Stated task ▸
Render the lines of the listing from the one containing "data-label: 5,9 (286, 497, 304, 512)" through the one containing "x-group-label: amputation majeure", inclusive, as a JSON list of strings with one string per line and blank lines omitted.
-- Start --
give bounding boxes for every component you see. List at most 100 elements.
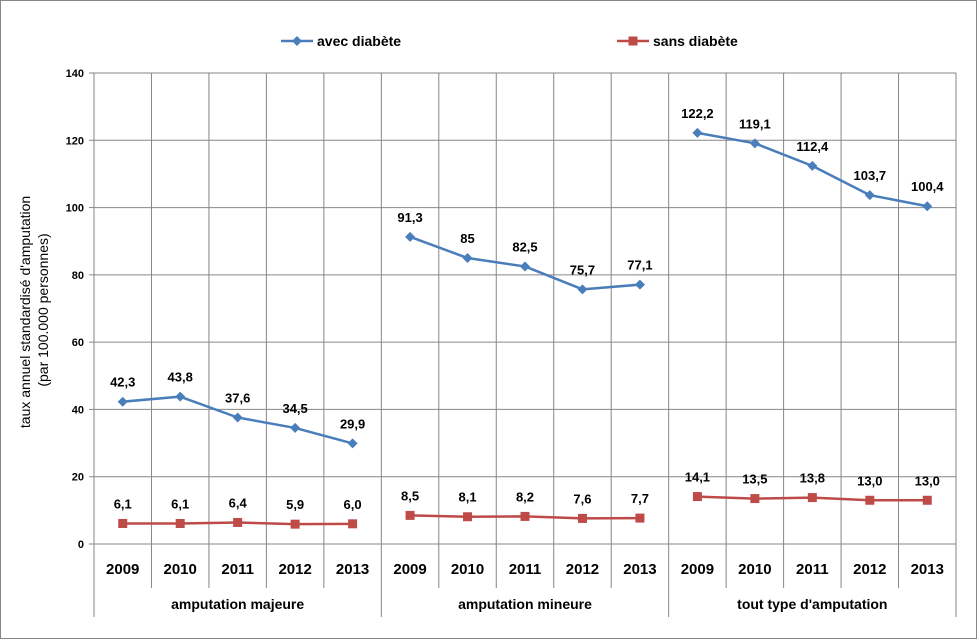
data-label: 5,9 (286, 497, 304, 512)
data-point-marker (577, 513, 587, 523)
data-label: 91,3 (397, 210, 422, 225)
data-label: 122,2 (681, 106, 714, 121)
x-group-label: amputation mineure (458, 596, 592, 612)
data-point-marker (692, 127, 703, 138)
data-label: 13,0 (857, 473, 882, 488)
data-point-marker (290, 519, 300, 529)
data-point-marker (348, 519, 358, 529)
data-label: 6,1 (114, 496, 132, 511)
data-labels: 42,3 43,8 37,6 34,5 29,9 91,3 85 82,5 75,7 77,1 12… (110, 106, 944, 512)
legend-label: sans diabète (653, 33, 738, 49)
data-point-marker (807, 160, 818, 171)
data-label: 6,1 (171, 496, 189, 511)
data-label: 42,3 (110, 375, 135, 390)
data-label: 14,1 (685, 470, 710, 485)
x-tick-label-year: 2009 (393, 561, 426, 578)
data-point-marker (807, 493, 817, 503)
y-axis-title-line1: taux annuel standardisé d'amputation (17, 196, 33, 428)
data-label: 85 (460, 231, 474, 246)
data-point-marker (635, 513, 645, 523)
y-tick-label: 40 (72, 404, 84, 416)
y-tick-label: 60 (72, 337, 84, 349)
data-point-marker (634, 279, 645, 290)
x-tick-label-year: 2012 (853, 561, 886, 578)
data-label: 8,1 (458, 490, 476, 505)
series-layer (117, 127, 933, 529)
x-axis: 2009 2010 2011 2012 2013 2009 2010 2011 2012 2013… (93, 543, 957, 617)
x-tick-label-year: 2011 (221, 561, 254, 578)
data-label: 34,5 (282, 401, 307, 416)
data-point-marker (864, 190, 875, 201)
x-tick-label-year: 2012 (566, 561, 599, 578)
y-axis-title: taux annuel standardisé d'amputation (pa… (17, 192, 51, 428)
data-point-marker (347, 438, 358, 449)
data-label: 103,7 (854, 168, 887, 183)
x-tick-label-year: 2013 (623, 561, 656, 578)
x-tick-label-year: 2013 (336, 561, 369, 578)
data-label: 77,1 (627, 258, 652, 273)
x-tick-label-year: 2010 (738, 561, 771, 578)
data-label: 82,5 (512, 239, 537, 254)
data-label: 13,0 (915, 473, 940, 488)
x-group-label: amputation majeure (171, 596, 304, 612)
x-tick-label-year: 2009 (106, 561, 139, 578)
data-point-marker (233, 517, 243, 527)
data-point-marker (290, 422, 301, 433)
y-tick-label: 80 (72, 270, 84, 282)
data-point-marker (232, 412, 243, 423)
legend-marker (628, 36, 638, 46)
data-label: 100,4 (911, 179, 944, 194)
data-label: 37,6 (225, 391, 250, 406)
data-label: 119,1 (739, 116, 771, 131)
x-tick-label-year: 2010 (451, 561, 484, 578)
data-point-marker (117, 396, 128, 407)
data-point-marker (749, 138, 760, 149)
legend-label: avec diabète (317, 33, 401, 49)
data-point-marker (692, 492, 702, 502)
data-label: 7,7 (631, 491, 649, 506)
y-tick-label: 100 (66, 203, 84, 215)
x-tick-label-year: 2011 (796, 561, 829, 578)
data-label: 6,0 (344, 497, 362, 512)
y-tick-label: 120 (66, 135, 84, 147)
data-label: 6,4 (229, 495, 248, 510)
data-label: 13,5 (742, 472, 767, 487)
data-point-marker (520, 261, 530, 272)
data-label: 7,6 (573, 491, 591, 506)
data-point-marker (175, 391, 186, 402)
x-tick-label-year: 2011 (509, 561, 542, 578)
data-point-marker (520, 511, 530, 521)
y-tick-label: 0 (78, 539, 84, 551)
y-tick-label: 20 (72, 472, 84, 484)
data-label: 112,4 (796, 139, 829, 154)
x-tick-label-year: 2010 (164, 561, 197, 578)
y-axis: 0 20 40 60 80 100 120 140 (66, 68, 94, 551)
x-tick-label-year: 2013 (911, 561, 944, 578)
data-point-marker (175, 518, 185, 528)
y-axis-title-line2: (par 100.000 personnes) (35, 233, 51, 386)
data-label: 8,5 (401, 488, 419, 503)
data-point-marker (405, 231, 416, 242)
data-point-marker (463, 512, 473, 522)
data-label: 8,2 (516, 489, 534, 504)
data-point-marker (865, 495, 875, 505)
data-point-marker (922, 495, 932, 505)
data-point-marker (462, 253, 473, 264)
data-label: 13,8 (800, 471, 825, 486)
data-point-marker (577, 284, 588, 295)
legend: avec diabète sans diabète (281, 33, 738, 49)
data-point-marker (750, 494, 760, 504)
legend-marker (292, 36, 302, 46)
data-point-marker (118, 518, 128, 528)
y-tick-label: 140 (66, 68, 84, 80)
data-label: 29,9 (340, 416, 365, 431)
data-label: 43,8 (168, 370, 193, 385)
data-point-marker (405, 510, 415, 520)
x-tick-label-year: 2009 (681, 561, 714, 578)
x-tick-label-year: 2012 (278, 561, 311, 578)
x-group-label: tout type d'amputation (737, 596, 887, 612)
-- End --
-- Start --
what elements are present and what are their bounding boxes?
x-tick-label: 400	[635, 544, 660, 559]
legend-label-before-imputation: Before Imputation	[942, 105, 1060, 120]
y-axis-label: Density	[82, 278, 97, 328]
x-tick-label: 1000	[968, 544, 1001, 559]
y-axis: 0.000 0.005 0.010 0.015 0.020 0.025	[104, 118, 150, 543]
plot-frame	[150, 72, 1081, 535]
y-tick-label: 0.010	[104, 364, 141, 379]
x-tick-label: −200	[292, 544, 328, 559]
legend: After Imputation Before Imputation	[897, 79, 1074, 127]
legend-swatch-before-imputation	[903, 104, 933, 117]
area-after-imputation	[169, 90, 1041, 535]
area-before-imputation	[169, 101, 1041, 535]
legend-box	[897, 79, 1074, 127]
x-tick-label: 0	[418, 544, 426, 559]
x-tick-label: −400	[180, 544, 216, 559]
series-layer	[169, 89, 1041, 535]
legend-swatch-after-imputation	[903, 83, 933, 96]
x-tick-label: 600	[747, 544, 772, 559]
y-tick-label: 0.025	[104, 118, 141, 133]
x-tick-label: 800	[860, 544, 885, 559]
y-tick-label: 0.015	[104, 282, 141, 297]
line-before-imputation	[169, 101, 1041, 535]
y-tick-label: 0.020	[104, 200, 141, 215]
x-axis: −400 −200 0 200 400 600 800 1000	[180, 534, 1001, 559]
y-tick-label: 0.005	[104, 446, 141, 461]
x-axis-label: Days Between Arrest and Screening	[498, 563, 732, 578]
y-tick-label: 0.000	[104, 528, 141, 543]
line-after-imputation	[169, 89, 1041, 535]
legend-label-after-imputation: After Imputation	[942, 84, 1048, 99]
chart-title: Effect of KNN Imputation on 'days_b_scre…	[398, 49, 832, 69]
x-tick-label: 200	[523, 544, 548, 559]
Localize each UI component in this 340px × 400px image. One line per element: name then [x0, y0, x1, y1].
-- End --
Solution for this problem ▸
[
  "data-label: 5,9 (286, 497, 304, 512)",
  "data-point-marker (577, 513, 587, 523)",
  "data-label: 91,3 (397, 210, 422, 225)",
  "data-label: 122,2 (681, 106, 714, 121)",
  "x-group-label: amputation mineure (458, 596, 592, 612)",
  "data-point-marker (692, 127, 703, 138)",
  "data-label: 13,0 (857, 473, 882, 488)",
  "data-point-marker (290, 519, 300, 529)",
  "data-point-marker (348, 519, 358, 529)",
  "data-label: 6,1 (114, 496, 132, 511)",
  "data-labels: 42,3 43,8 37,6 34,5 29,9 91,3 85 82,5 75,7 77,1 12… (110, 106, 944, 512)",
  "legend-label: sans diabète (653, 33, 738, 49)",
  "data-point-marker (807, 160, 818, 171)",
  "data-label: 6,1 (171, 496, 189, 511)",
  "data-label: 42,3 (110, 375, 135, 390)",
  "data-label: 14,1 (685, 470, 710, 485)",
  "x-tick-label-year: 2009 (393, 561, 426, 578)",
  "data-point-marker (807, 493, 817, 503)",
  "y-axis-title-line1: taux annuel standardisé d'amputation (17, 196, 33, 428)",
  "data-label: 85 (460, 231, 474, 246)",
  "data-point-marker (635, 513, 645, 523)",
  "y-tick-label: 40 (72, 404, 84, 416)",
  "y-tick-label: 60 (72, 337, 84, 349)",
  "data-point-marker (634, 279, 645, 290)",
  "x-tick-label-year: 2012 (853, 561, 886, 578)",
  "data-label: 8,1 (458, 490, 476, 505)",
  "series-layer (117, 127, 933, 529)",
  "x-axis: 2009 2010 2011 2012 2013 2009 2010 2011 2012 2013… (93, 543, 957, 617)",
  "x-tick-label-year: 2011 (221, 561, 254, 578)",
  "data-label: 34,5 (282, 401, 307, 416)",
  "data-point-marker (864, 190, 875, 201)",
  "x-tick-label-year: 2012 (566, 561, 599, 578)",
  "y-axis-title: taux annuel standardisé d'amputation (pa… (17, 192, 51, 428)",
  "data-point-marker (347, 438, 358, 449)",
  "data-label: 103,7 (854, 168, 887, 183)",
  "x-tick-label-year: 2013 (623, 561, 656, 578)",
  "x-tick-label-year: 2013 (336, 561, 369, 578)",
  "data-label: 77,1 (627, 258, 652, 273)",
  "x-tick-label-year: 2010 (738, 561, 771, 578)",
  "data-label: 82,5 (512, 239, 537, 254)",
  "data-label: 13,0 (915, 473, 940, 488)",
  "x-group-label: amputation majeure (171, 596, 304, 612)"
]